# What you need to do:
Make an exact copy of all the entries, but do not reproduce the pictures.

Stored records
%%

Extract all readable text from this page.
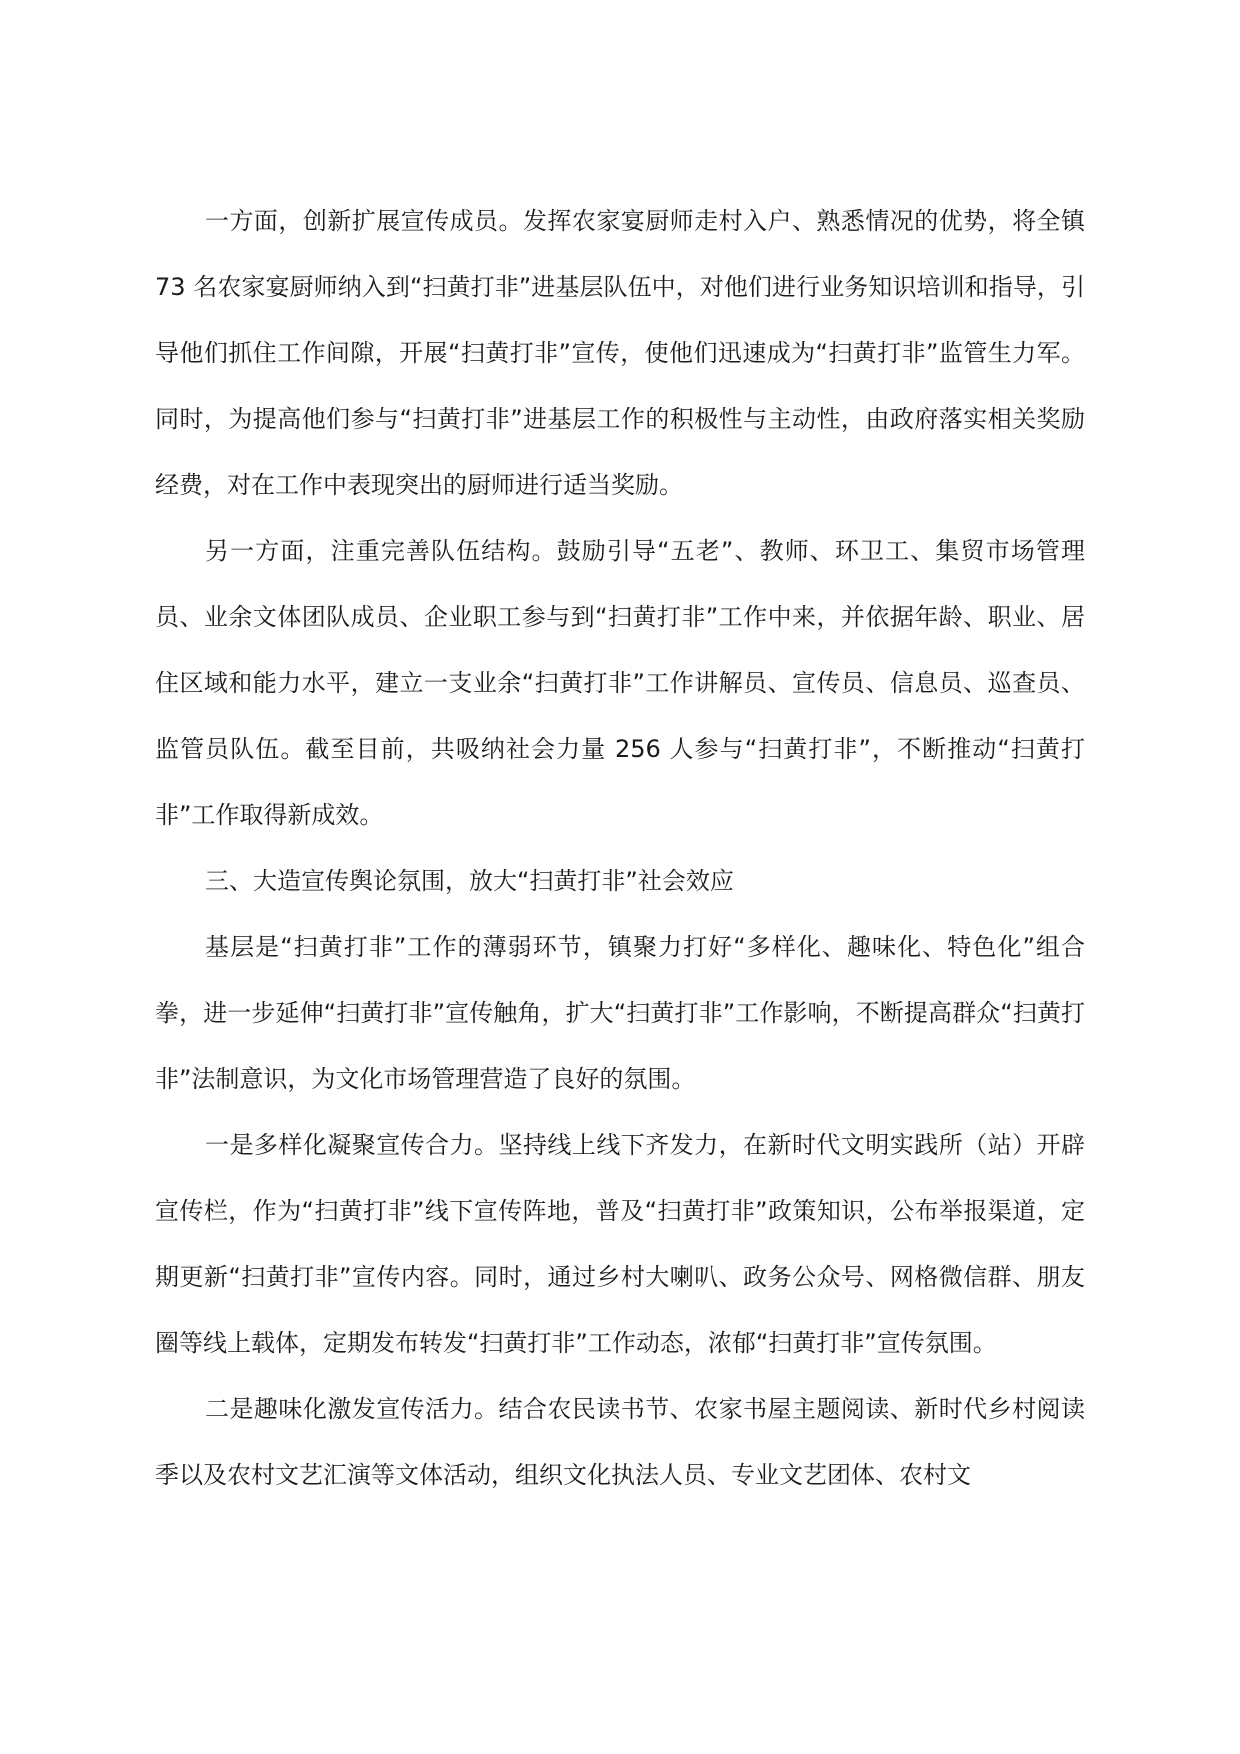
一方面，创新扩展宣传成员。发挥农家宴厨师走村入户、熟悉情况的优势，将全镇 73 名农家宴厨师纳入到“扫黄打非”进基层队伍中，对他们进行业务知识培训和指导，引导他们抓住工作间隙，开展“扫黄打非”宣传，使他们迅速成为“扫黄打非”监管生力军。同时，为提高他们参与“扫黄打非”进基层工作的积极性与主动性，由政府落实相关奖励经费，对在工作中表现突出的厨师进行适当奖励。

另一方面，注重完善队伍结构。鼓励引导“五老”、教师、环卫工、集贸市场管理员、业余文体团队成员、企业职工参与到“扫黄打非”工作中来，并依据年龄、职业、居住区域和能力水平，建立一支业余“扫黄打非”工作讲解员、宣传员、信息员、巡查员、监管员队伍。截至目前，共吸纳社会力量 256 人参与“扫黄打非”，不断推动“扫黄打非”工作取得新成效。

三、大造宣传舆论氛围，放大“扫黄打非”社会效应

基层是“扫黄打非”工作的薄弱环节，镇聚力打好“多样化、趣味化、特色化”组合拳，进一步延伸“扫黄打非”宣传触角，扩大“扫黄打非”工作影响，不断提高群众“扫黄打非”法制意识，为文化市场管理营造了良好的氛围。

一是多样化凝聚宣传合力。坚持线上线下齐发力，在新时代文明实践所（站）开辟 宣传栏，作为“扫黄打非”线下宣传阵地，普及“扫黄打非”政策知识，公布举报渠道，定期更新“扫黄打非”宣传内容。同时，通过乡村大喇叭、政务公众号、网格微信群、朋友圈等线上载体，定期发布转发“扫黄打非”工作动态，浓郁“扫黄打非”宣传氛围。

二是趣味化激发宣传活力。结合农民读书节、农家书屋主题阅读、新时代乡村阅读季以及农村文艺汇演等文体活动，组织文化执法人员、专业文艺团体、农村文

%%

# Solution to the exercise:
Extract all readable text from this page.
一方面，创新扩展宣传成员。发挥农家宴厨师走村入户、熟悉情况的优势，将全镇 73 名农家宴厨师纳入到“扫黄打非”进基层队伍中，对他们进行业务知识培训和指导，引导他们抓住工作间隙，开展“扫黄打非”宣传，使他们迅速成为“扫黄打非”监管生力军。同时，为提高他们参与“扫黄打非”进基层工作的积极性与主动性，由政府落实相关奖励经费，对在工作中表现突出的厨师进行适当奖励。

另一方面，注重完善队伍结构。鼓励引导“五老”、教师、环卫工、集贸市场管理员、业余文体团队成员、企业职工参与到“扫黄打非”工作中来，并依据年龄、职业、居住区域和能力水平，建立一支业余“扫黄打非”工作讲解员、宣传员、信息员、巡查员、监管员队伍。截至目前，共吸纳社会力量 256 人参与“扫黄打非”，不断推动“扫黄打非”工作取得新成效。

三、大造宣传舆论氛围，放大“扫黄打非”社会效应

基层是“扫黄打非”工作的薄弱环节，镇聚力打好“多样化、趣味化、特色化”组合拳，进一步延伸“扫黄打非”宣传触角，扩大“扫黄打非”工作影响，不断提高群众“扫黄打非”法制意识，为文化市场管理营造了良好的氛围。

一是多样化凝聚宣传合力。坚持线上线下齐发力，在新时代文明实践所（站）开辟 宣传栏，作为“扫黄打非”线下宣传阵地，普及“扫黄打非”政策知识，公布举报渠道，定期更新“扫黄打非”宣传内容。同时，通过乡村大喇叭、政务公众号、网格微信群、朋友圈等线上载体，定期发布转发“扫黄打非”工作动态，浓郁“扫黄打非”宣传氛围。

二是趣味化激发宣传活力。结合农民读书节、农家书屋主题阅读、新时代乡村阅读季以及农村文艺汇演等文体活动，组织文化执法人员、专业文艺团体、农村文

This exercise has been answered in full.